> **WHAT THE TASK ASKS**
Return the records, each one exactly as written.

** Start of RAW RECORDS **

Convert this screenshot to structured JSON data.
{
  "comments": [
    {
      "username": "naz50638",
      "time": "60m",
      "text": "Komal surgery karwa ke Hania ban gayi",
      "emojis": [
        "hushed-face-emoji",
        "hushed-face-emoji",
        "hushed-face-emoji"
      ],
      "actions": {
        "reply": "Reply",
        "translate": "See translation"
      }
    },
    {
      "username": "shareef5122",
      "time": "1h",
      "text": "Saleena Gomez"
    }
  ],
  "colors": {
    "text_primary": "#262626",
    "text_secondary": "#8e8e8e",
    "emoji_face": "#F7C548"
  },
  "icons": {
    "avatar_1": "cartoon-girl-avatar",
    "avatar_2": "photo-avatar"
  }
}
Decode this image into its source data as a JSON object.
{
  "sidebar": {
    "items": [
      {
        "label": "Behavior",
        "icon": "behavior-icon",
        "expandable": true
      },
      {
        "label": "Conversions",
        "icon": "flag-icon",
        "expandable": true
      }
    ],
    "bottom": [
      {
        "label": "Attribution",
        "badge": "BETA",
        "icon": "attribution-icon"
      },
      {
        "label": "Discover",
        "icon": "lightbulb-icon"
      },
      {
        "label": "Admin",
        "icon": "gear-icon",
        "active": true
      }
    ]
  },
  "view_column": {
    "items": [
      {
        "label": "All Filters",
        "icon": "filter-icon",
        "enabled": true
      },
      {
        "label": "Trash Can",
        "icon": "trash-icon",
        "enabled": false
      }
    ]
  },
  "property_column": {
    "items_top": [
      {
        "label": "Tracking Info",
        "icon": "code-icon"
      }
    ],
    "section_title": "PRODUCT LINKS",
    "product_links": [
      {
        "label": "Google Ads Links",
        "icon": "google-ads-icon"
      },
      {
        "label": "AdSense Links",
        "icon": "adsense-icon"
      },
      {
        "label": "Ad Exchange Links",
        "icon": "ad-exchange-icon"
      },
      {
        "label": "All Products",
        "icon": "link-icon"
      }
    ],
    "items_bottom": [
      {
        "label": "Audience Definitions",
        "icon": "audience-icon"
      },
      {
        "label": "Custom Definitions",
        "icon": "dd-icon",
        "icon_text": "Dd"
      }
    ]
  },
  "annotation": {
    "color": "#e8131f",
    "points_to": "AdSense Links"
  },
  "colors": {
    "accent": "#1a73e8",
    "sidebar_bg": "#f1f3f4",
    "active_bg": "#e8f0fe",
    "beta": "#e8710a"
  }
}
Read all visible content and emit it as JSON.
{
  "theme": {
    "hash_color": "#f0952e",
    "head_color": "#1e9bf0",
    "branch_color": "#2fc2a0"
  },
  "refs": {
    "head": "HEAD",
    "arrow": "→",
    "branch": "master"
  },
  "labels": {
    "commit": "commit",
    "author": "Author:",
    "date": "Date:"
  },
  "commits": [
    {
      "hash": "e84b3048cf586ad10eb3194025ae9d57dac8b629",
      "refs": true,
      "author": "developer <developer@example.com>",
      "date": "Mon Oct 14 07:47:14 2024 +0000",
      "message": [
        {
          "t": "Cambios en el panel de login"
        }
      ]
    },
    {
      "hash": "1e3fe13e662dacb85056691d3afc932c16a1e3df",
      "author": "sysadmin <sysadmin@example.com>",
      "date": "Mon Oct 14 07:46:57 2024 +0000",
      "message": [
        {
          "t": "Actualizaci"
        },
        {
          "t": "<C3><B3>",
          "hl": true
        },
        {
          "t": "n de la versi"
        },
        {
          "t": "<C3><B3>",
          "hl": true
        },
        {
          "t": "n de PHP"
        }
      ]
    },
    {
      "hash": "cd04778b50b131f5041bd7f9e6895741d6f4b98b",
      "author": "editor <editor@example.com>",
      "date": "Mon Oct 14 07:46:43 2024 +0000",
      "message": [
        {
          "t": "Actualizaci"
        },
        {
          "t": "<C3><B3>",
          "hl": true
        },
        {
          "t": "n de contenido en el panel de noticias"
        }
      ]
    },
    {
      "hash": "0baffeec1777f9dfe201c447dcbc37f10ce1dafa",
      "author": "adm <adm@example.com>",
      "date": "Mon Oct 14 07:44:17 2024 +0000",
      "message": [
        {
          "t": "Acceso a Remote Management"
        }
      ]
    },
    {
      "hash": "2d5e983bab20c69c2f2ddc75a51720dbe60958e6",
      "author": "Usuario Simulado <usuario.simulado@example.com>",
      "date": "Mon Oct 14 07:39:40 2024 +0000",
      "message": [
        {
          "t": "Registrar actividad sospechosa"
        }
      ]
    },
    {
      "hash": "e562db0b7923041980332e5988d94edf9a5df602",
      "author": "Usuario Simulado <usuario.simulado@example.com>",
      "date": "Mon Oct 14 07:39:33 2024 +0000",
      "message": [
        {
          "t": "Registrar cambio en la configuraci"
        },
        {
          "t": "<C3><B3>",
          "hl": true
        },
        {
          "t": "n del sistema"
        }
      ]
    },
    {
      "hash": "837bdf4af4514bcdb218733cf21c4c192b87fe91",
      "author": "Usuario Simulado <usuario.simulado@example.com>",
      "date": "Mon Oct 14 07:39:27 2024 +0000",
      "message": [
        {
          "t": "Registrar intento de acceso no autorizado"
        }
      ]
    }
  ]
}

** End of RAW RECORDS **

> **EXERCISE ANSWER**
Convert this screenshot to structured JSON data.
{
  "comments": [
    {
      "username": "naz50638",
      "time": "60m",
      "text": "Komal surgery karwa ke Hania ban gayi",
      "emojis": [
        "hushed-face-emoji",
        "hushed-face-emoji",
        "hushed-face-emoji"
      ],
      "actions": {
        "reply": "Reply",
        "translate": "See translation"
      }
    },
    {
      "username": "shareef5122",
      "time": "1h",
      "text": "Saleena Gomez"
    }
  ],
  "colors": {
    "text_primary": "#262626",
    "text_secondary": "#8e8e8e",
    "emoji_face": "#F7C548"
  },
  "icons": {
    "avatar_1": "cartoon-girl-avatar",
    "avatar_2": "photo-avatar"
  }
}
Decode this image into its source data as a JSON object.
{
  "sidebar": {
    "items": [
      {
        "label": "Behavior",
        "icon": "behavior-icon",
        "expandable": true
      },
      {
        "label": "Conversions",
        "icon": "flag-icon",
        "expandable": true
      }
    ],
    "bottom": [
      {
        "label": "Attribution",
        "badge": "BETA",
        "icon": "attribution-icon"
      },
      {
        "label": "Discover",
        "icon": "lightbulb-icon"
      },
      {
        "label": "Admin",
        "icon": "gear-icon",
        "active": true
      }
    ]
  },
  "view_column": {
    "items": [
      {
        "label": "All Filters",
        "icon": "filter-icon",
        "enabled": true
      },
      {
        "label": "Trash Can",
        "icon": "trash-icon",
        "enabled": false
      }
    ]
  },
  "property_column": {
    "items_top": [
      {
        "label": "Tracking Info",
        "icon": "code-icon"
      }
    ],
    "section_title": "PRODUCT LINKS",
    "product_links": [
      {
        "label": "Google Ads Links",
        "icon": "google-ads-icon"
      },
      {
        "label": "AdSense Links",
        "icon": "adsense-icon"
      },
      {
        "label": "Ad Exchange Links",
        "icon": "ad-exchange-icon"
      },
      {
        "label": "All Products",
        "icon": "link-icon"
      }
    ],
    "items_bottom": [
      {
        "label": "Audience Definitions",
        "icon": "audience-icon"
      },
      {
        "label": "Custom Definitions",
        "icon": "dd-icon",
        "icon_text": "Dd"
      }
    ]
  },
  "annotation": {
    "color": "#e8131f",
    "points_to": "AdSense Links"
  },
  "colors": {
    "accent": "#1a73e8",
    "sidebar_bg": "#f1f3f4",
    "active_bg": "#e8f0fe",
    "beta": "#e8710a"
  }
}
Read all visible content and emit it as JSON.
{
  "theme": {
    "hash_color": "#f0952e",
    "head_color": "#1e9bf0",
    "branch_color": "#2fc2a0"
  },
  "refs": {
    "head": "HEAD",
    "arrow": "→",
    "branch": "master"
  },
  "labels": {
    "commit": "commit",
    "author": "Author:",
    "date": "Date:"
  },
  "commits": [
    {
      "hash": "e84b3048cf586ad10eb3194025ae9d57dac8b629",
      "refs": true,
      "author": "developer <developer@example.com>",
      "date": "Mon Oct 14 07:47:14 2024 +0000",
      "message": [
        {
          "t": "Cambios en el panel de login"
        }
      ]
    },
    {
      "hash": "1e3fe13e662dacb85056691d3afc932c16a1e3df",
      "author": "sysadmin <sysadmin@example.com>",
      "date": "Mon Oct 14 07:46:57 2024 +0000",
      "message": [
        {
          "t": "Actualizaci"
        },
        {
          "t": "<C3><B3>",
          "hl": true
        },
        {
          "t": "n de la versi"
        },
        {
          "t": "<C3><B3>",
          "hl": true
        },
        {
          "t": "n de PHP"
        }
      ]
    },
    {
      "hash": "cd04778b50b131f5041bd7f9e6895741d6f4b98b",
      "author": "editor <editor@example.com>",
      "date": "Mon Oct 14 07:46:43 2024 +0000",
      "message": [
        {
          "t": "Actualizaci"
        },
        {
          "t": "<C3><B3>",
          "hl": true
        },
        {
          "t": "n de contenido en el panel de noticias"
        }
      ]
    },
    {
      "hash": "0baffeec1777f9dfe201c447dcbc37f10ce1dafa",
      "author": "adm <adm@example.com>",
      "date": "Mon Oct 14 07:44:17 2024 +0000",
      "message": [
        {
          "t": "Acceso a Remote Management"
        }
      ]
    },
    {
      "hash": "2d5e983bab20c69c2f2ddc75a51720dbe60958e6",
      "author": "Usuario Simulado <usuario.simulado@example.com>",
      "date": "Mon Oct 14 07:39:40 2024 +0000",
      "message": [
        {
          "t": "Registrar actividad sospechosa"
        }
      ]
    },
    {
      "hash": "e562db0b7923041980332e5988d94edf9a5df602",
      "author": "Usuario Simulado <usuario.simulado@example.com>",
      "date": "Mon Oct 14 07:39:33 2024 +0000",
      "message": [
        {
          "t": "Registrar cambio en la configuraci"
        },
        {
          "t": "<C3><B3>",
          "hl": true
        },
        {
          "t": "n del sistema"
        }
      ]
    },
    {
      "hash": "837bdf4af4514bcdb218733cf21c4c192b87fe91",
      "author": "Usuario Simulado <usuario.simulado@example.com>",
      "date": "Mon Oct 14 07:39:27 2024 +0000",
      "message": [
        {
          "t": "Registrar intento de acceso no autorizado"
        }
      ]
    }
  ]
}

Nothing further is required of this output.